**Rows from a layout dataset:**
(begin)

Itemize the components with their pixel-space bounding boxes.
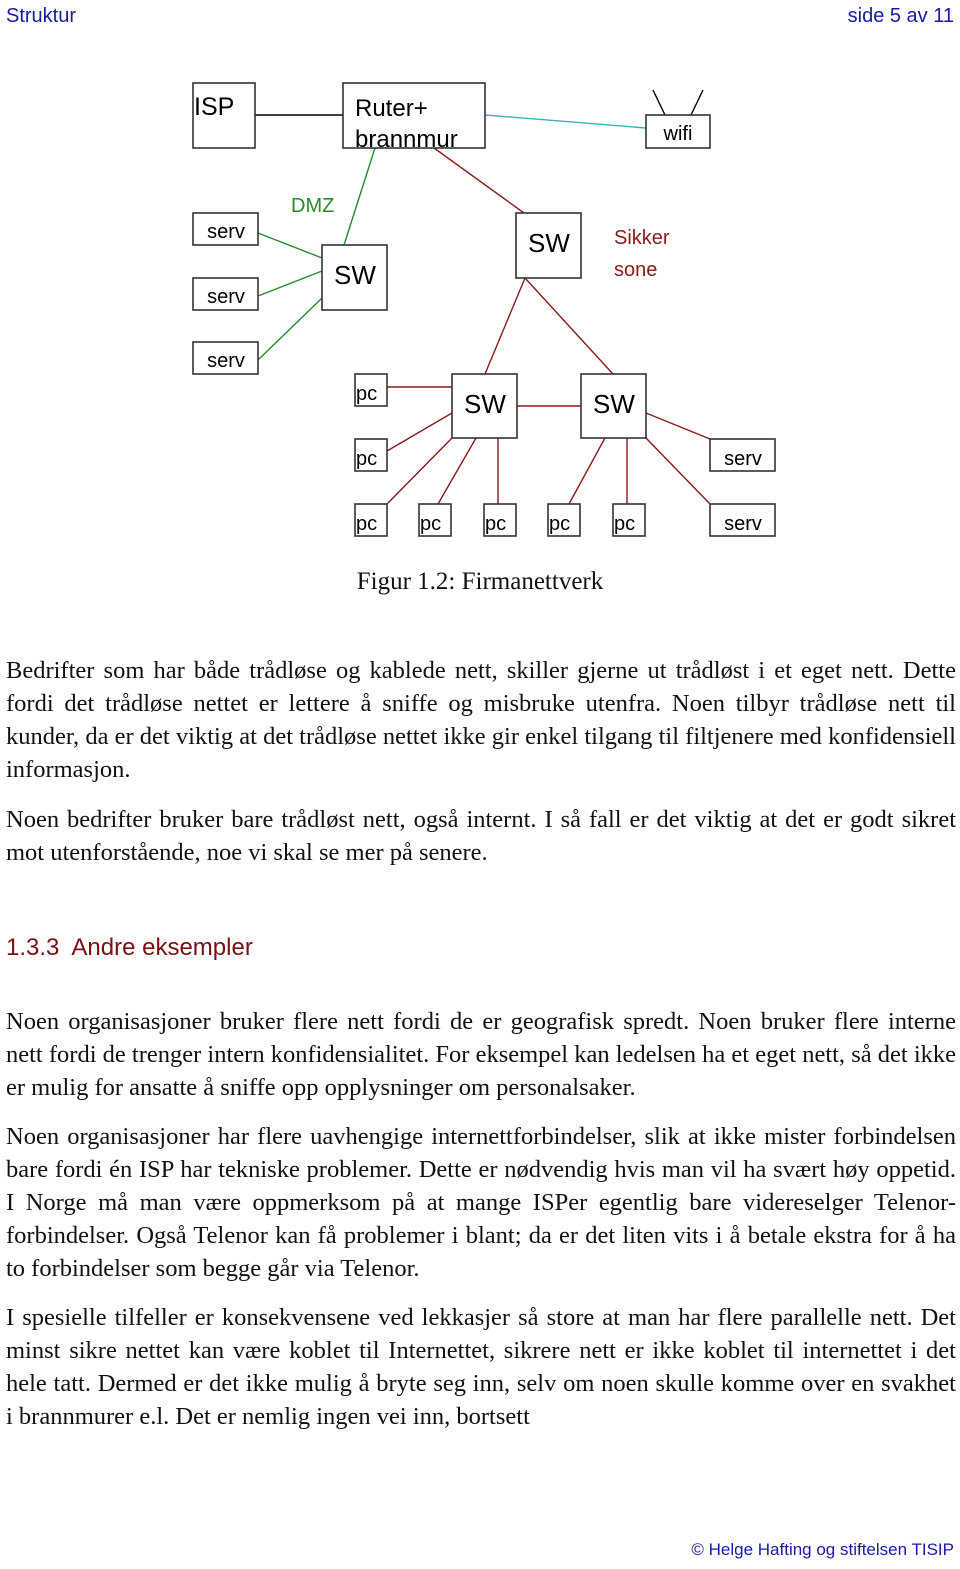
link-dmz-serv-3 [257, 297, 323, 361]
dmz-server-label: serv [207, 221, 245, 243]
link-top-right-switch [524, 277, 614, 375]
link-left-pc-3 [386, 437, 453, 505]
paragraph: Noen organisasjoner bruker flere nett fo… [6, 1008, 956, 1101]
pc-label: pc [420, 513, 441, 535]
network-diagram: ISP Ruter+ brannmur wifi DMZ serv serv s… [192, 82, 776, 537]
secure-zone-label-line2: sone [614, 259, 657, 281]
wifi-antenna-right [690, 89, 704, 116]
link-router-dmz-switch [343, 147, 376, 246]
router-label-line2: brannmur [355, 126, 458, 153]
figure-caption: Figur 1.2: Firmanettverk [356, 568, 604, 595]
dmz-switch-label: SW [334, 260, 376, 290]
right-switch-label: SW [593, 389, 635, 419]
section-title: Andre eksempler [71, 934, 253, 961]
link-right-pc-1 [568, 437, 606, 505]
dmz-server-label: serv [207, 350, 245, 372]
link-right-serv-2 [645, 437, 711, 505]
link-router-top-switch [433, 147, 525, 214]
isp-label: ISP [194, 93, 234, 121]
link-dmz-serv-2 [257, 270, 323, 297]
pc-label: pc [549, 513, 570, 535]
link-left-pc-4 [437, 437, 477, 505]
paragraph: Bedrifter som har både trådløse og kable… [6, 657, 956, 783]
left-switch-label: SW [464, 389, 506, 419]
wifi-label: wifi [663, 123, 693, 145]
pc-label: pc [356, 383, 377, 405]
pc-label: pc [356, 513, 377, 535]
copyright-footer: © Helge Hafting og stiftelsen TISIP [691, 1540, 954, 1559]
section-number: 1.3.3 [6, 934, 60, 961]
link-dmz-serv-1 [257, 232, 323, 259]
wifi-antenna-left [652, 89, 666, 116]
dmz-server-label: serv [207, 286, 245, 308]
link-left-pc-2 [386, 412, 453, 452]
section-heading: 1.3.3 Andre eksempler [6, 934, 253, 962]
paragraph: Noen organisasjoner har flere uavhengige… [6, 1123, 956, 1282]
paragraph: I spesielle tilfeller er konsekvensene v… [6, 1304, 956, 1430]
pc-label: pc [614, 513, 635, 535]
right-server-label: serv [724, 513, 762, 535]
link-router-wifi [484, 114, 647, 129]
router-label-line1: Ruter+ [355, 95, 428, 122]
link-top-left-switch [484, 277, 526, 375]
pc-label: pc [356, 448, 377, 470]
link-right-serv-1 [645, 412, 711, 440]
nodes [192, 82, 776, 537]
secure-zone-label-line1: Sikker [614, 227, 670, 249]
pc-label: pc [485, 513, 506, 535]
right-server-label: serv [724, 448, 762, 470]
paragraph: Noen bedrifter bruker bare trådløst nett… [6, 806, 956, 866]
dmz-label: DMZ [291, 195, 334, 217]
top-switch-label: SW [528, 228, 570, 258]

(end)
(begin)

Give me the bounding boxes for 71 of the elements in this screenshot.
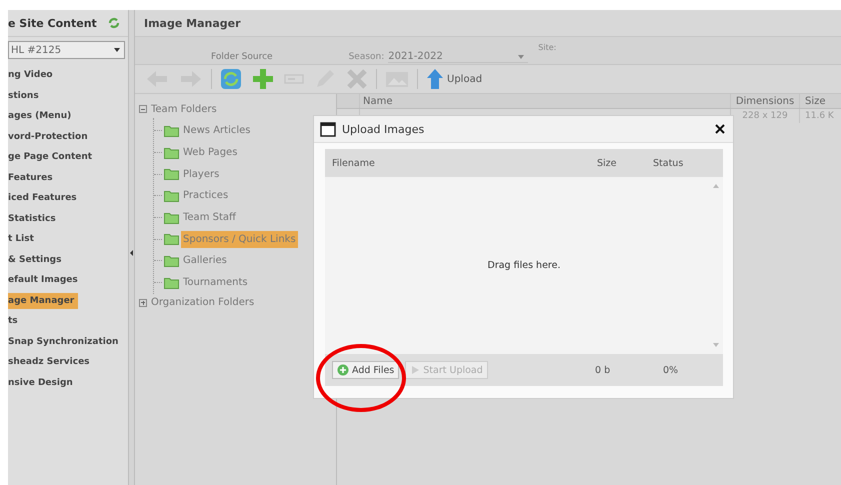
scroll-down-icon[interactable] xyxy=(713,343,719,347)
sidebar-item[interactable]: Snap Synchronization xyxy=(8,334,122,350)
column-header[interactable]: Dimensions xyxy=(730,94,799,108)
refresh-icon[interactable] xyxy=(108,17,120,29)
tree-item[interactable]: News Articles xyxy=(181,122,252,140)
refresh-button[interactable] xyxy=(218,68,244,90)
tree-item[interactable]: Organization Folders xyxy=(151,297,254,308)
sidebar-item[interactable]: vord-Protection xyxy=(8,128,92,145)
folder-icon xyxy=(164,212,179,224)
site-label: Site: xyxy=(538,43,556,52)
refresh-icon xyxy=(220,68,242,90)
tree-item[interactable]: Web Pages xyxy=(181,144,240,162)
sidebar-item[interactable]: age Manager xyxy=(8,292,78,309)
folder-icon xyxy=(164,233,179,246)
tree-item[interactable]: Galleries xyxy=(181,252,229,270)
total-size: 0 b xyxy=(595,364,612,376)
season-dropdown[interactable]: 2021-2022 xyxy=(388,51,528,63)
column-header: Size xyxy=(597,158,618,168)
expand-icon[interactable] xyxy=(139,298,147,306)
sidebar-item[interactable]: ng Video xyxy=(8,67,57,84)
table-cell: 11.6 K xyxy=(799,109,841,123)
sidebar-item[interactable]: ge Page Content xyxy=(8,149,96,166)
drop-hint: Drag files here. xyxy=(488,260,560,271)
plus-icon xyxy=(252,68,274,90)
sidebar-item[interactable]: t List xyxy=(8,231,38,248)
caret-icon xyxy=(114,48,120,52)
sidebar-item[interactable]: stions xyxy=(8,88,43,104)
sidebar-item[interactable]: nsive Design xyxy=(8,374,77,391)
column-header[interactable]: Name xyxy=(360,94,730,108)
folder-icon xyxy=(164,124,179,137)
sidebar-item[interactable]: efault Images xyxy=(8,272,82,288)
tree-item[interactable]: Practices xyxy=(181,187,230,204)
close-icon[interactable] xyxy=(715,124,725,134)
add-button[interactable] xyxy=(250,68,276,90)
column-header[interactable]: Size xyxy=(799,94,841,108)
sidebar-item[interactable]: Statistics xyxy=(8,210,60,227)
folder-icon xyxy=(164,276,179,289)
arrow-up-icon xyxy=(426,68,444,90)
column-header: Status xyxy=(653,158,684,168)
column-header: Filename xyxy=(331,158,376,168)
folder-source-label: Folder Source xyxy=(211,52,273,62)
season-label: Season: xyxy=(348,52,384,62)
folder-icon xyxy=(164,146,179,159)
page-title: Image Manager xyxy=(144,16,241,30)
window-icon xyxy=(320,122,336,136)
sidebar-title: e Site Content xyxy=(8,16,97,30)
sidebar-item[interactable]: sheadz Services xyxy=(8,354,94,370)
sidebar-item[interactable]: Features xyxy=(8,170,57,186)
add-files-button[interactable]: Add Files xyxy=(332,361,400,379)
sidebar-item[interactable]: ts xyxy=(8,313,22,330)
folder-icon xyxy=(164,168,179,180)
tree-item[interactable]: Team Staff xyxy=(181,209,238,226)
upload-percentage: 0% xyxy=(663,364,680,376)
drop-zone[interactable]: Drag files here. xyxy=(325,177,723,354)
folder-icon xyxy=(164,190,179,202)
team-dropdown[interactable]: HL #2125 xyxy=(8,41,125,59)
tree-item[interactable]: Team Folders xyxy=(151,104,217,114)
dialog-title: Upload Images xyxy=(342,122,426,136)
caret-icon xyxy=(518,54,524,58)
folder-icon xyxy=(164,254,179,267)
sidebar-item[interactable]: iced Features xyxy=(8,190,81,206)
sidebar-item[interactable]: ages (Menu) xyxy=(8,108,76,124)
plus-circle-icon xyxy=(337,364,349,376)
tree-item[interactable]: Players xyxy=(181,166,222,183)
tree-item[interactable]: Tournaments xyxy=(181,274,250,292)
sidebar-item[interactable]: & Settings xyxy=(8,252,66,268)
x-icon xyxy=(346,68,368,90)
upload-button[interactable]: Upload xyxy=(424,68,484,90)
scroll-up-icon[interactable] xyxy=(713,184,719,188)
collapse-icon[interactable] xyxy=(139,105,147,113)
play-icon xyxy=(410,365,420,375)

(end)

**DIRECTIVE:** Arrange the lines from the one containing "scroll-down-icon[interactable] xyxy=(713,343,719,347)" through the one containing "caret-icon xyxy=(114,48,120,52)" as a Markdown table with the columns Row and Item. Number each line in Row, put its text in Item, and leave out any blank lines.

**REPLY:**
| Row | Item |
|---|---|
| 1 | scroll-down-icon[interactable] xyxy=(713,343,719,347) |
| 2 | sidebar-item[interactable]: Snap Synchronization xyxy=(8,334,122,350) |
| 3 | column-header[interactable]: Dimensions xyxy=(730,94,799,108) |
| 4 | refresh-icon[interactable] xyxy=(108,17,120,29) |
| 5 | tree-item[interactable]: News Articles xyxy=(181,122,252,140) |
| 6 | refresh-button[interactable] xyxy=(218,68,244,90) |
| 7 | tree-item[interactable]: Organization Folders xyxy=(151,297,254,308) |
| 8 | sidebar-item[interactable]: vord-Protection xyxy=(8,128,92,145) |
| 9 | folder-icon xyxy=(164,212,179,224) |
| 10 | site-label: Site: xyxy=(538,43,556,52) |
| 11 | refresh-icon xyxy=(220,68,242,90) |
| 12 | tree-item[interactable]: Web Pages xyxy=(181,144,240,162) |
| 13 | sidebar-item[interactable]: age Manager xyxy=(8,292,78,309) |
| 14 | folder-icon xyxy=(164,233,179,246) |
| 15 | tree-item[interactable]: Galleries xyxy=(181,252,229,270) |
| 16 | total-size: 0 b xyxy=(595,364,612,376) |
| 17 | season-dropdown[interactable]: 2021-2022 xyxy=(388,51,528,63) |
| 18 | column-header: Size xyxy=(597,158,618,168) |
| 19 | expand-icon[interactable] xyxy=(139,298,147,306) |
| 20 | sidebar-item[interactable]: ng Video xyxy=(8,67,57,84) |
| 21 | table-cell: 11.6 K xyxy=(799,109,841,123) |
| 22 | sidebar-item[interactable]: ge Page Content xyxy=(8,149,96,166) |
| 23 | drop-hint: Drag files here. xyxy=(488,260,560,271) |
| 24 | plus-icon xyxy=(252,68,274,90) |
| 25 | sidebar-item[interactable]: t List xyxy=(8,231,38,248) |
| 26 | caret-icon xyxy=(114,48,120,52) |